**YOUR TASK**
Extract every line that contains the string "Você".

Stored data entries
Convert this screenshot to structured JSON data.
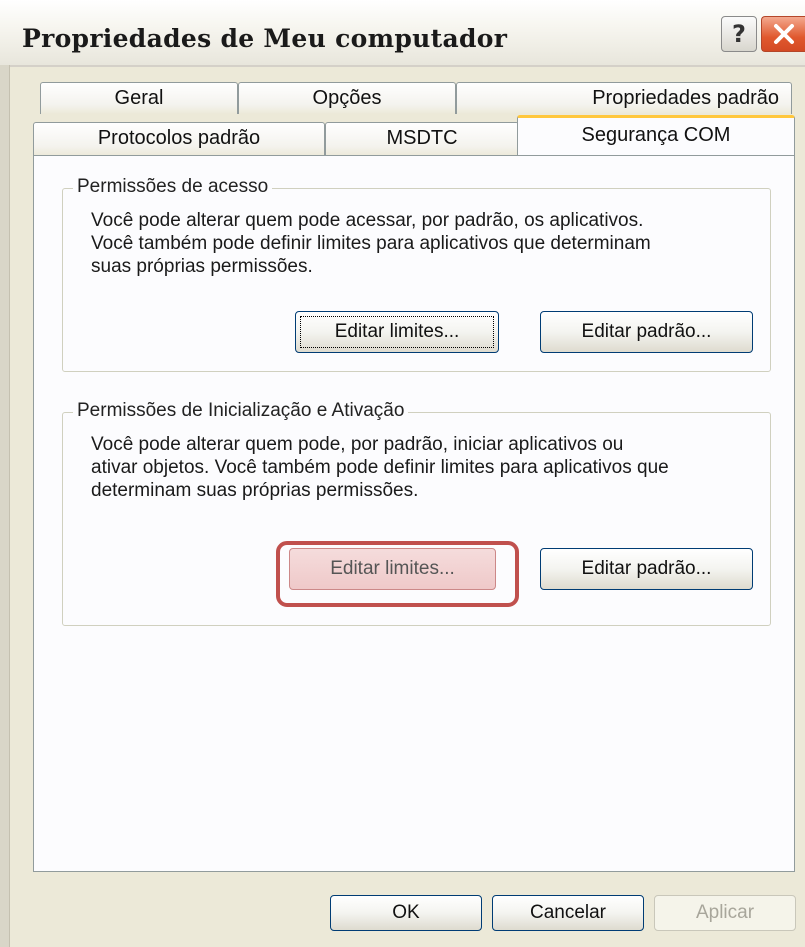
{
  "window": {
    "title": "Propriedades de Meu computador",
    "help_label": "?",
    "close_icon": "close-icon"
  },
  "tabs_row1": [
    {
      "label": "Geral"
    },
    {
      "label": "Opções"
    },
    {
      "label": "Propriedades padrão"
    }
  ],
  "tabs_row2": [
    {
      "label": "Protocolos padrão"
    },
    {
      "label": "MSDTC"
    },
    {
      "label": "Segurança COM",
      "active": true
    }
  ],
  "access_group": {
    "legend": "Permissões de acesso",
    "description": [
      "Você pode alterar quem pode acessar, por padrão, os aplicativos.",
      "Você também pode definir limites para aplicativos que determinam",
      "suas próprias permissões."
    ],
    "edit_limits_label": "Editar limites...",
    "edit_default_label": "Editar padrão..."
  },
  "launch_group": {
    "legend": "Permissões de Inicialização e Ativação",
    "description": [
      "Você pode alterar quem pode, por padrão, iniciar aplicativos ou",
      "ativar objetos. Você também pode definir limites para aplicativos que",
      "determinam suas próprias permissões."
    ],
    "edit_limits_label": "Editar limites...",
    "edit_default_label": "Editar padrão..."
  },
  "footer": {
    "ok_label": "OK",
    "cancel_label": "Cancelar",
    "apply_label": "Aplicar"
  },
  "colors": {
    "highlight_ring": "#c0504d",
    "active_tab_accent": "#ffc73c",
    "dialog_bg": "#ece9d8"
  }
}
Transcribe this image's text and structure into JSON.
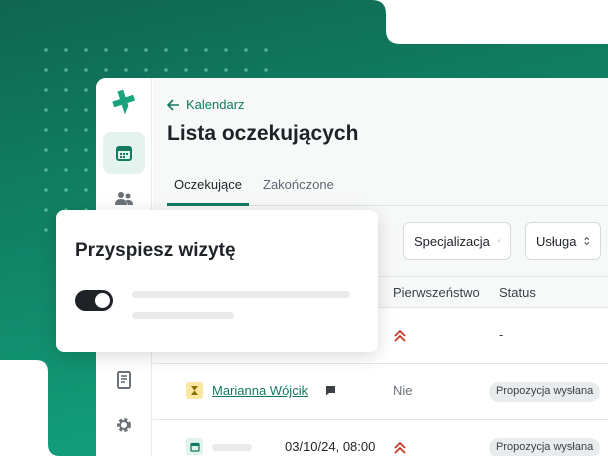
{
  "colors": {
    "brand": "#137a60",
    "brand_dark": "#0e5c48",
    "sidebar_active": "#e4f3ee",
    "priority": "#c0392b"
  },
  "icons": {
    "logo": "medical-cross-logo",
    "sidebar": [
      "calendar-icon",
      "users-icon",
      "book-icon",
      "gear-icon"
    ]
  },
  "header": {
    "back_label": "Kalendarz",
    "title": "Lista oczekujących"
  },
  "tabs": [
    {
      "label": "Oczekujące",
      "active": true
    },
    {
      "label": "Zakończone",
      "active": false
    }
  ],
  "filters": [
    {
      "label": "Specjalizacja"
    },
    {
      "label": "Usługa"
    }
  ],
  "table": {
    "columns": [
      "Pierwszeństwo",
      "Status"
    ],
    "rows": [
      {
        "patient": "",
        "date": "",
        "priority": "high",
        "status": "-"
      },
      {
        "patient": "Marianna Wójcik",
        "date": "",
        "priority": "Nie",
        "status": "Propozycja wysłana"
      },
      {
        "patient": "",
        "date": "03/10/24, 08:00",
        "priority": "high",
        "status": "Propozycja wysłana"
      }
    ]
  },
  "card": {
    "title": "Przyspiesz wizytę",
    "toggle_on": true
  }
}
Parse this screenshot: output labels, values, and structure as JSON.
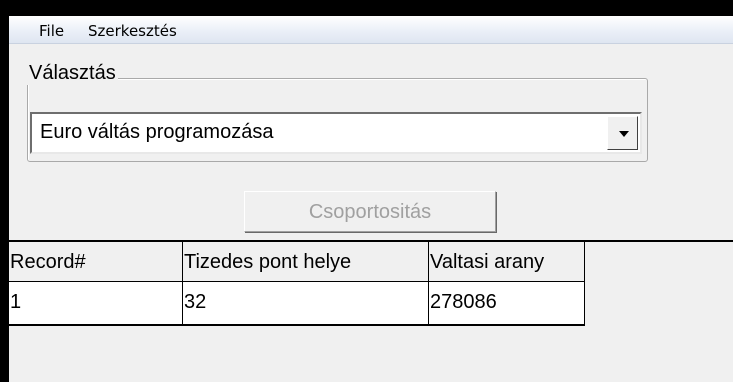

**ANSWER TO THE PROBLEM**
      "Você pode alterar quem pode acessar, por padrão, os aplicativos.",
      "Você também pode definir limites para aplicativos que determinam",
      "Você pode alterar quem pode, por padrão, iniciar aplicativos ou",
      "ativar objetos. Você também pode definir limites para aplicativos que",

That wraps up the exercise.